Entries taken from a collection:

+++++

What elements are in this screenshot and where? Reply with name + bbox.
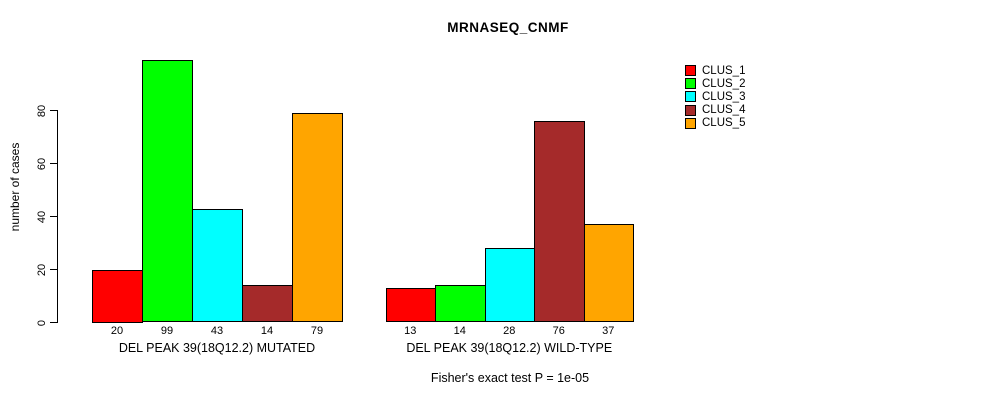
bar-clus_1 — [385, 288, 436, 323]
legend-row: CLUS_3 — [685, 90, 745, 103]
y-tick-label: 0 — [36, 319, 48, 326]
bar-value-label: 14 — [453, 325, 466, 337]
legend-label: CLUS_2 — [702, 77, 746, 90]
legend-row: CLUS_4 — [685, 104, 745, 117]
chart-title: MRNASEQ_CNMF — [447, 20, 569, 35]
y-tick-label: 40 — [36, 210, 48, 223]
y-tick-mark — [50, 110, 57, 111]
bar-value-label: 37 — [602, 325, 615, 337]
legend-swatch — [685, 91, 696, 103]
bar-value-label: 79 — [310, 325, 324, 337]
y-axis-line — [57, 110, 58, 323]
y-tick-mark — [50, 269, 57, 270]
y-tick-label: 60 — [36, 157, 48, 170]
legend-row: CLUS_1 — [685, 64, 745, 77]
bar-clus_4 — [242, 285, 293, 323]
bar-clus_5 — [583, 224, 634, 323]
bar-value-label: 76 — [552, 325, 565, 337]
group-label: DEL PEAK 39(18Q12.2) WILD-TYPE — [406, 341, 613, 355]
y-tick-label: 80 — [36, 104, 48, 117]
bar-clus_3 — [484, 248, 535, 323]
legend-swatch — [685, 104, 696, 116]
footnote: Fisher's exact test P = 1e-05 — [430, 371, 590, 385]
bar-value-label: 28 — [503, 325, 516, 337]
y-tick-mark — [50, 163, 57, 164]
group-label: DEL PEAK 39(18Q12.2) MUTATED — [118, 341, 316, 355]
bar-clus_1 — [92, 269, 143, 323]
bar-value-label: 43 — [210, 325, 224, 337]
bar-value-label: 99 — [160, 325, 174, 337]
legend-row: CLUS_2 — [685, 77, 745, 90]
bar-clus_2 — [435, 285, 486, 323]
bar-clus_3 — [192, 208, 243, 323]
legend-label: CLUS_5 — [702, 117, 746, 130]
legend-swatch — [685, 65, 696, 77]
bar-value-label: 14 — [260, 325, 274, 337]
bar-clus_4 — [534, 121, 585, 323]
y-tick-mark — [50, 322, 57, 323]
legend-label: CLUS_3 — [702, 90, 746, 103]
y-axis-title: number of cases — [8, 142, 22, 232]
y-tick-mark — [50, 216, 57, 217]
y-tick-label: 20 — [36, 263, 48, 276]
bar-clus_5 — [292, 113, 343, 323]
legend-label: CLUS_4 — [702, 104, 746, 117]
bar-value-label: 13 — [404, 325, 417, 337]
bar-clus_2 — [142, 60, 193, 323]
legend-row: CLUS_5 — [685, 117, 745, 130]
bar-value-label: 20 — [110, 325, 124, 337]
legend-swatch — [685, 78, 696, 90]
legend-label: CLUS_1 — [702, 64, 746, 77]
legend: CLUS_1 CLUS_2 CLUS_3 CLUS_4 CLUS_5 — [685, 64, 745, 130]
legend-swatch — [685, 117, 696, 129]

+++++

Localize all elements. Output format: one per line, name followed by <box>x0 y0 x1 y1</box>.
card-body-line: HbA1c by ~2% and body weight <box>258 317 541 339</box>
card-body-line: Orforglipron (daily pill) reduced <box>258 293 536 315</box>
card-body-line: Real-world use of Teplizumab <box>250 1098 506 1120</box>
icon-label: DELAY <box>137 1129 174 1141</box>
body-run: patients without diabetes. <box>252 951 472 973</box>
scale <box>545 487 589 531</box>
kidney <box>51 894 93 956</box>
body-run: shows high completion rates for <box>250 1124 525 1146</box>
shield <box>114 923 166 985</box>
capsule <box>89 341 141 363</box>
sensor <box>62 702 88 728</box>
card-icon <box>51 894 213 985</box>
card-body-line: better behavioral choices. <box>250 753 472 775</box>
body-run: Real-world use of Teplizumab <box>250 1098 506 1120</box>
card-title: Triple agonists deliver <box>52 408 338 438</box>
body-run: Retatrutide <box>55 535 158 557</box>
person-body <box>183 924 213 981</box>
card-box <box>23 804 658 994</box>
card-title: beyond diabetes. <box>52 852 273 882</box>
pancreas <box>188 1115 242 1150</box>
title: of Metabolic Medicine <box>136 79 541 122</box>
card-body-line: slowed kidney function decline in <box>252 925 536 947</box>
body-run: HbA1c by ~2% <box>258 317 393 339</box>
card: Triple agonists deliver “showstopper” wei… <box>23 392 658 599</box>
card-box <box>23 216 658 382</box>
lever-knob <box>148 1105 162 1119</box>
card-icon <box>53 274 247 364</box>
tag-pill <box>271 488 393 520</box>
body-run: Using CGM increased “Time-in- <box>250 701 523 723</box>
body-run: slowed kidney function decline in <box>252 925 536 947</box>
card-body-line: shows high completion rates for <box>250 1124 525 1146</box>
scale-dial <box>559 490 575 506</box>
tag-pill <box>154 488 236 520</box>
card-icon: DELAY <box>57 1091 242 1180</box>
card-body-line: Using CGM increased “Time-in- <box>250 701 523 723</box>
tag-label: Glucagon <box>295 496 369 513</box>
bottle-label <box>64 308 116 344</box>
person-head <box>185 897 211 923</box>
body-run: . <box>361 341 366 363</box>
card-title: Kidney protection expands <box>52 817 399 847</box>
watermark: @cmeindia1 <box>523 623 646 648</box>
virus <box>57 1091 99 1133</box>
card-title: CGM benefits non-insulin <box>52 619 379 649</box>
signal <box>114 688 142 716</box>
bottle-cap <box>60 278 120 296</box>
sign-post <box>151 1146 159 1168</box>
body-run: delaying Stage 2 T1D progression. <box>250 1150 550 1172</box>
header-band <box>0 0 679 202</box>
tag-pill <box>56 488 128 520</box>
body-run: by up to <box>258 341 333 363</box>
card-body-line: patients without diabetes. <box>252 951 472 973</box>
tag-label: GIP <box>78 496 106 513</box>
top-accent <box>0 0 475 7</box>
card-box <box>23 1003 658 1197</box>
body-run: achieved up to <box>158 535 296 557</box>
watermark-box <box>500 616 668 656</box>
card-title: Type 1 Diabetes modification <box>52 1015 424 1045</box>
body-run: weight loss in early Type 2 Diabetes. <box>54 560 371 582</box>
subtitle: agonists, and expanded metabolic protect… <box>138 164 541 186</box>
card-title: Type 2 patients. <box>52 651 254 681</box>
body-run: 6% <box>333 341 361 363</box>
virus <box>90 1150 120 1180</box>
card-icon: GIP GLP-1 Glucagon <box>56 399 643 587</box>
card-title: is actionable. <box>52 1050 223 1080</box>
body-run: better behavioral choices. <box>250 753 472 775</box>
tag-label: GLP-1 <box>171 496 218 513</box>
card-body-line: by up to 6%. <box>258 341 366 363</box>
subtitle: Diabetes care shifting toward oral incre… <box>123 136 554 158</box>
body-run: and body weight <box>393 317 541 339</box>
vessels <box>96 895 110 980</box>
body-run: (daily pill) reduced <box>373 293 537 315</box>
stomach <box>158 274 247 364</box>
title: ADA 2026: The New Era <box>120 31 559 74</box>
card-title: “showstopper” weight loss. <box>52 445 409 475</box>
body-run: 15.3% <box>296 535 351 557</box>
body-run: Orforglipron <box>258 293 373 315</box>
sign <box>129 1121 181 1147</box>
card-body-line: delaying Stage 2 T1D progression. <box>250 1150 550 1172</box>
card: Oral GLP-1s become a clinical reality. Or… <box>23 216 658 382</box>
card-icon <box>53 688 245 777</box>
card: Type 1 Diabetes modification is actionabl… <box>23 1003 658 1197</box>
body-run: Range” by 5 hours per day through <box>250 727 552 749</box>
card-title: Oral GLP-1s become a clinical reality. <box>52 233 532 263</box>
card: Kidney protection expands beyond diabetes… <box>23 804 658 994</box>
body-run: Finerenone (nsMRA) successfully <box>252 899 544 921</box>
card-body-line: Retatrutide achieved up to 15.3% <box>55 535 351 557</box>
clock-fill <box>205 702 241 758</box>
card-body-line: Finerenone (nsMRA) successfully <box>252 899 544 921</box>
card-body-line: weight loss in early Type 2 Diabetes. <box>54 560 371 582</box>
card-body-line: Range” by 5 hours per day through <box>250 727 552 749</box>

+++++

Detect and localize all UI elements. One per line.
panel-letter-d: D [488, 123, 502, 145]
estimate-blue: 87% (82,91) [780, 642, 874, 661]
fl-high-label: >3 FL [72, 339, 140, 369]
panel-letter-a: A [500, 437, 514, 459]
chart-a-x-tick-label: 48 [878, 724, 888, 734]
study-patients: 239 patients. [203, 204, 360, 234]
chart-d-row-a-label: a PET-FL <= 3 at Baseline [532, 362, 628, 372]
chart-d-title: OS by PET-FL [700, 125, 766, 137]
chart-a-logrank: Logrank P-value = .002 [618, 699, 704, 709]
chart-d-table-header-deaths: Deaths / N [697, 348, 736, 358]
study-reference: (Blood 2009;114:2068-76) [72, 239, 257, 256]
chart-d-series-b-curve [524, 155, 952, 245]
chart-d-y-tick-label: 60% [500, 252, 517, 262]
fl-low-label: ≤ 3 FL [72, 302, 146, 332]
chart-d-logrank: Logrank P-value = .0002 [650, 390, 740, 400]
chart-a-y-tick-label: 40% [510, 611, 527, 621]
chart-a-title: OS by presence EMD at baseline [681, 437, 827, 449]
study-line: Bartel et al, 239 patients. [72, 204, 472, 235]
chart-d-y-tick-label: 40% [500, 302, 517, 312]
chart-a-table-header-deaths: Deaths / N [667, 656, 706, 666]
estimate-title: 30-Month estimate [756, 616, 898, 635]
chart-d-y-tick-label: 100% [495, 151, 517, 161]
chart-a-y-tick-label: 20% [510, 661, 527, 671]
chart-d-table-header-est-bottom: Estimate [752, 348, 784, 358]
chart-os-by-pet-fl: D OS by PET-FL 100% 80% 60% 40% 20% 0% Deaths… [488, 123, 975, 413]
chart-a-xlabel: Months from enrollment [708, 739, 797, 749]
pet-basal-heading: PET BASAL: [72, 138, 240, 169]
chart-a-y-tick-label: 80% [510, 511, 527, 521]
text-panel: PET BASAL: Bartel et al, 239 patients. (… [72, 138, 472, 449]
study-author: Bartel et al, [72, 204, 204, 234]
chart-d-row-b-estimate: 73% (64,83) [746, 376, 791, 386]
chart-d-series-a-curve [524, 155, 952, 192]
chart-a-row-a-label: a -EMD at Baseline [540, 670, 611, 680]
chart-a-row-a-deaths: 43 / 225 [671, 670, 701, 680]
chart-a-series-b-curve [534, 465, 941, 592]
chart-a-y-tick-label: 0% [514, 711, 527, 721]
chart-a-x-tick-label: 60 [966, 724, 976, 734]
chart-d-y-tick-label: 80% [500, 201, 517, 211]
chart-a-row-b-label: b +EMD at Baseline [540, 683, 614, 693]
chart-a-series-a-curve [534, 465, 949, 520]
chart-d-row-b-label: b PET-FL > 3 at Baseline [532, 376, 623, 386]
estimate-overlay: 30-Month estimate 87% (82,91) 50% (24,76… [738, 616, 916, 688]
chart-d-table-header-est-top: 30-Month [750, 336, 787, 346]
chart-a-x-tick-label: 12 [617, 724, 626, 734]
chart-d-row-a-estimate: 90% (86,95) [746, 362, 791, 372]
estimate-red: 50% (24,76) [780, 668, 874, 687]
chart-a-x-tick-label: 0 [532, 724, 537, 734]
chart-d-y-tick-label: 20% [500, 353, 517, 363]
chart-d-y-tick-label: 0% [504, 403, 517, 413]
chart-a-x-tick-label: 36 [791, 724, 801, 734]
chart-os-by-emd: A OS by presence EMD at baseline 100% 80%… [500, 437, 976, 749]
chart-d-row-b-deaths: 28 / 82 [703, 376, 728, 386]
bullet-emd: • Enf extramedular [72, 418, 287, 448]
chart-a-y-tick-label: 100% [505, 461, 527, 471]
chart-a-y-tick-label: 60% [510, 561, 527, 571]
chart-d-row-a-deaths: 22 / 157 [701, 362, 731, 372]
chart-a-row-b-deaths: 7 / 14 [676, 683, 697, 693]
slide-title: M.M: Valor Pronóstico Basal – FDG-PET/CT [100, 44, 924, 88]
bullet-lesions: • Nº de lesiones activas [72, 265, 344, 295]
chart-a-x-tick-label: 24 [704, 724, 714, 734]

+++++

What is required ▸ Count, in the records above, the lines that include "bullet", and give the number with nothing added.

Written solution ▸ 2